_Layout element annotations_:
>> start

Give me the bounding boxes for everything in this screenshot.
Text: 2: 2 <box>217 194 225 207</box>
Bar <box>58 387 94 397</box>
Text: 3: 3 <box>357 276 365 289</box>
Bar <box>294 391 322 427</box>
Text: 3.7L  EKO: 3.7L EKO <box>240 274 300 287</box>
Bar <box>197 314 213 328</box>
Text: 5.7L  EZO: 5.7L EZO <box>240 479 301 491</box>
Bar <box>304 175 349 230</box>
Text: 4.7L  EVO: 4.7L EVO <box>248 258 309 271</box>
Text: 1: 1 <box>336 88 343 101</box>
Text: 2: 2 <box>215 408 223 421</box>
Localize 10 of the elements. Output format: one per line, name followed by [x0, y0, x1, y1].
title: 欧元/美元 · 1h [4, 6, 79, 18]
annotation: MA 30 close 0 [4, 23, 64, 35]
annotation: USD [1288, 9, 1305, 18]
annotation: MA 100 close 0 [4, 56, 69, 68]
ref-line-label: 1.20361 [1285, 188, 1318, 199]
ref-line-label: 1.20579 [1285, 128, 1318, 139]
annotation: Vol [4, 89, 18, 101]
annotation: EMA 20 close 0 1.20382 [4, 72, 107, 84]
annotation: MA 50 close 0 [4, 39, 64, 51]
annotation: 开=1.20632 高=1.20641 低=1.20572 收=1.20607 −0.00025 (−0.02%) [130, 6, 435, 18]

>> end

_Given task_: Could you return every line of the material above without a single change?

_Solution to this exercise_:
Give me the bounding boxes for everything in this screenshot.
Text: 2: 2 <box>217 194 225 207</box>
Bar <box>58 387 94 397</box>
Text: 3: 3 <box>357 276 365 289</box>
Bar <box>294 391 322 427</box>
Text: 3.7L  EKO: 3.7L EKO <box>240 274 300 287</box>
Bar <box>197 314 213 328</box>
Text: 5.7L  EZO: 5.7L EZO <box>240 479 301 491</box>
Bar <box>304 175 349 230</box>
Text: 4.7L  EVO: 4.7L EVO <box>248 258 309 271</box>
Text: 1: 1 <box>336 88 343 101</box>
Text: 2: 2 <box>215 408 223 421</box>
Localize 10 of the elements. Output format: one per line, name followed by [x0, y0, x1, y1].
title: 欧元/美元 · 1h [4, 6, 79, 18]
annotation: MA 30 close 0 [4, 23, 64, 35]
annotation: USD [1288, 9, 1305, 18]
annotation: MA 100 close 0 [4, 56, 69, 68]
ref-line-label: 1.20361 [1285, 188, 1318, 199]
ref-line-label: 1.20579 [1285, 128, 1318, 139]
annotation: Vol [4, 89, 18, 101]
annotation: EMA 20 close 0 1.20382 [4, 72, 107, 84]
annotation: MA 50 close 0 [4, 39, 64, 51]
annotation: 开=1.20632 高=1.20641 低=1.20572 收=1.20607 −0.00025 (−0.02%) [130, 6, 435, 18]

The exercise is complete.